◆ TASK BRIEF
Determine the number of lines where "from" occurs and reply with that number by itself.

◆ Dataset excerpt
★ ★ ★ ★ ★ ★ ★

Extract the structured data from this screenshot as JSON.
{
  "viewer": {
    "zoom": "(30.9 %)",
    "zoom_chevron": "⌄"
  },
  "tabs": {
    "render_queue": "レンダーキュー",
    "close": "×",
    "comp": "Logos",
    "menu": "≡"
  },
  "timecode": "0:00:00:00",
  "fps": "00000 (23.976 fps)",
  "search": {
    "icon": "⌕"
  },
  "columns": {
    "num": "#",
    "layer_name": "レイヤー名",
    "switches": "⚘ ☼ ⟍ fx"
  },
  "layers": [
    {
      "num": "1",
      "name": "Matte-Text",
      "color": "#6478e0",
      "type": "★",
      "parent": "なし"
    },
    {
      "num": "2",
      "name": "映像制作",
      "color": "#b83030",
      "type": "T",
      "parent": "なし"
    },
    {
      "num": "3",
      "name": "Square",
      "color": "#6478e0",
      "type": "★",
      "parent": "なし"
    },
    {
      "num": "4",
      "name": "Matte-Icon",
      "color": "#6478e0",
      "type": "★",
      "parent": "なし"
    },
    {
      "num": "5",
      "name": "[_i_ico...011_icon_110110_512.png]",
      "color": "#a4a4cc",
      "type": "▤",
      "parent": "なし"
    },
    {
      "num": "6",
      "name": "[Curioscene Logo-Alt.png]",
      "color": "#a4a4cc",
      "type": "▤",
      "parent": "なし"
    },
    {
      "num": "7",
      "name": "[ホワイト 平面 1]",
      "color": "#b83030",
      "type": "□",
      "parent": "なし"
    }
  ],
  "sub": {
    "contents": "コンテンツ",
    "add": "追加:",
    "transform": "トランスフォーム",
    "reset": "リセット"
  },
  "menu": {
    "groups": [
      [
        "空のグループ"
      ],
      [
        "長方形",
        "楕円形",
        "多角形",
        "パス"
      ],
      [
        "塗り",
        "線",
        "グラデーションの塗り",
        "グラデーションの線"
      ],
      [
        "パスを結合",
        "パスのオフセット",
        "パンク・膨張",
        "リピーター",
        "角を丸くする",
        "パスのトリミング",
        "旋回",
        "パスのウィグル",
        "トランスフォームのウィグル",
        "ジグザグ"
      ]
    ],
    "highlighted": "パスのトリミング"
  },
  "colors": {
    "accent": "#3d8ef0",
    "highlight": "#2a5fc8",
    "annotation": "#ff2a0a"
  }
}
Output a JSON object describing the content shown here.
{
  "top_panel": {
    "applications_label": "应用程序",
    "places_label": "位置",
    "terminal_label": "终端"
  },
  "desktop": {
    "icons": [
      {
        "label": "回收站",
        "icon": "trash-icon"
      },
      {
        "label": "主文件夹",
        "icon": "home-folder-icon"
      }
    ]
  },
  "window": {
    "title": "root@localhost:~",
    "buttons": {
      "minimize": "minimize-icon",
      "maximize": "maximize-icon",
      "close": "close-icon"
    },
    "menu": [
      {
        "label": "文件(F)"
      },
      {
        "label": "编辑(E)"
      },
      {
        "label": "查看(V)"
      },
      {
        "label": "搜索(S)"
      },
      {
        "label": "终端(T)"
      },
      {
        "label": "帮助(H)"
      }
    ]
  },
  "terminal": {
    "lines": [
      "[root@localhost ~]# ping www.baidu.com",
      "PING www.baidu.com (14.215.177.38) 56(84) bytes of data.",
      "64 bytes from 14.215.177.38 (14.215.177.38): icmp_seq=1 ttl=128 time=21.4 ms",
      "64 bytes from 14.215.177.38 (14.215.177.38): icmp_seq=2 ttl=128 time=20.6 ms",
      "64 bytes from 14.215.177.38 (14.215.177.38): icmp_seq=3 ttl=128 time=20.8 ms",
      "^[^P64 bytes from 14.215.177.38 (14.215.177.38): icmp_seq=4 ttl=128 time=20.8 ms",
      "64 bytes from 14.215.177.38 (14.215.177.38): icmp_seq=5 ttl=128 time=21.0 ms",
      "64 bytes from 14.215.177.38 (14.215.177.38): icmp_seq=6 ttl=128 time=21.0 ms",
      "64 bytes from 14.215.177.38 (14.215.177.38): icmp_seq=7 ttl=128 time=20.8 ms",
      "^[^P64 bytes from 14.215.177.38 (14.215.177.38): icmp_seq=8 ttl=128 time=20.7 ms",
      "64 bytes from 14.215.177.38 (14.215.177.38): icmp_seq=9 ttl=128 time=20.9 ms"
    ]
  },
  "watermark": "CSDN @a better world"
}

★ ★ ★ ★ ★ ★ ★

◆ FINAL RESULT
10